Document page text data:
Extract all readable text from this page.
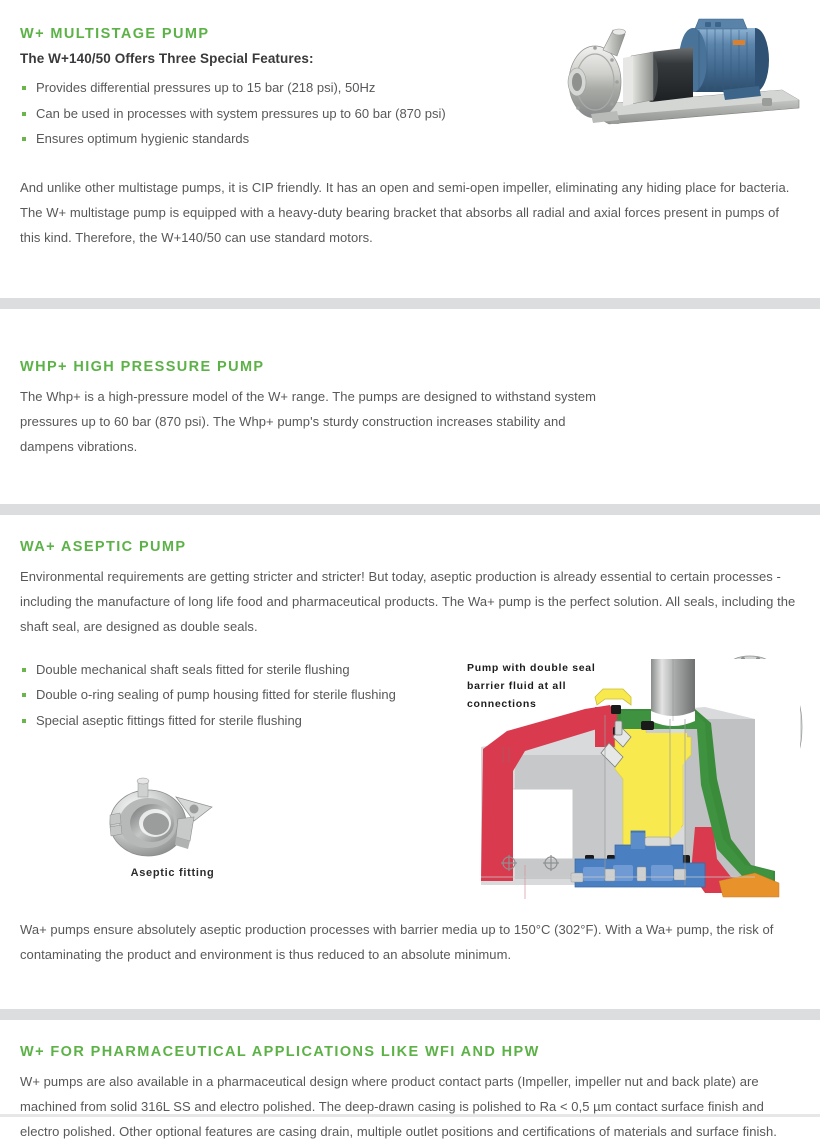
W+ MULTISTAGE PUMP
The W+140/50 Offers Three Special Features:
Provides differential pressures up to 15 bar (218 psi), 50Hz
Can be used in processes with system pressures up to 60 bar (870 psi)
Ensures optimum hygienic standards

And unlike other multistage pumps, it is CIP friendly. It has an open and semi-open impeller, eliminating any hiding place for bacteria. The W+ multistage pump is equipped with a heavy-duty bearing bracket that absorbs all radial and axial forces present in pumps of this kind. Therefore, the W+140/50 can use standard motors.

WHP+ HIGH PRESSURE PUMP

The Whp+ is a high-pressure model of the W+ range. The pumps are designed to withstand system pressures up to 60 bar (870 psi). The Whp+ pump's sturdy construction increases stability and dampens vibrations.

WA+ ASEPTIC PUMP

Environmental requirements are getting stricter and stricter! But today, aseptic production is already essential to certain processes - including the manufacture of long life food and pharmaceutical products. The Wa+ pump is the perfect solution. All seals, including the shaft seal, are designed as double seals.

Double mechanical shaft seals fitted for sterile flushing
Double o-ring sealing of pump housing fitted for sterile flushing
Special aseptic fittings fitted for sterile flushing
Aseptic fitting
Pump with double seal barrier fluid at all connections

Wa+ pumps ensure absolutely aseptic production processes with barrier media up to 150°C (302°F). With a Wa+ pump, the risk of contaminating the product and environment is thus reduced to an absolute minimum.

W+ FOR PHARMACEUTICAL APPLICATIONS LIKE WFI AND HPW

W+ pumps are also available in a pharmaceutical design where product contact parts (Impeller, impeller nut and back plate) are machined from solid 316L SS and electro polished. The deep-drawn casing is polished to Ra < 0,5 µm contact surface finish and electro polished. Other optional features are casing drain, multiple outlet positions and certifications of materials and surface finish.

**ABOUT THIS EXERCISE**
Looking over the records, find each line with the word "fitted" and copy it.

**COMPLETED EXERCISE**
Double mechanical shaft seals fitted for sterile flushing
Double o-ring sealing of pump housing fitted for sterile flushing
Special aseptic fittings fitted for sterile flushing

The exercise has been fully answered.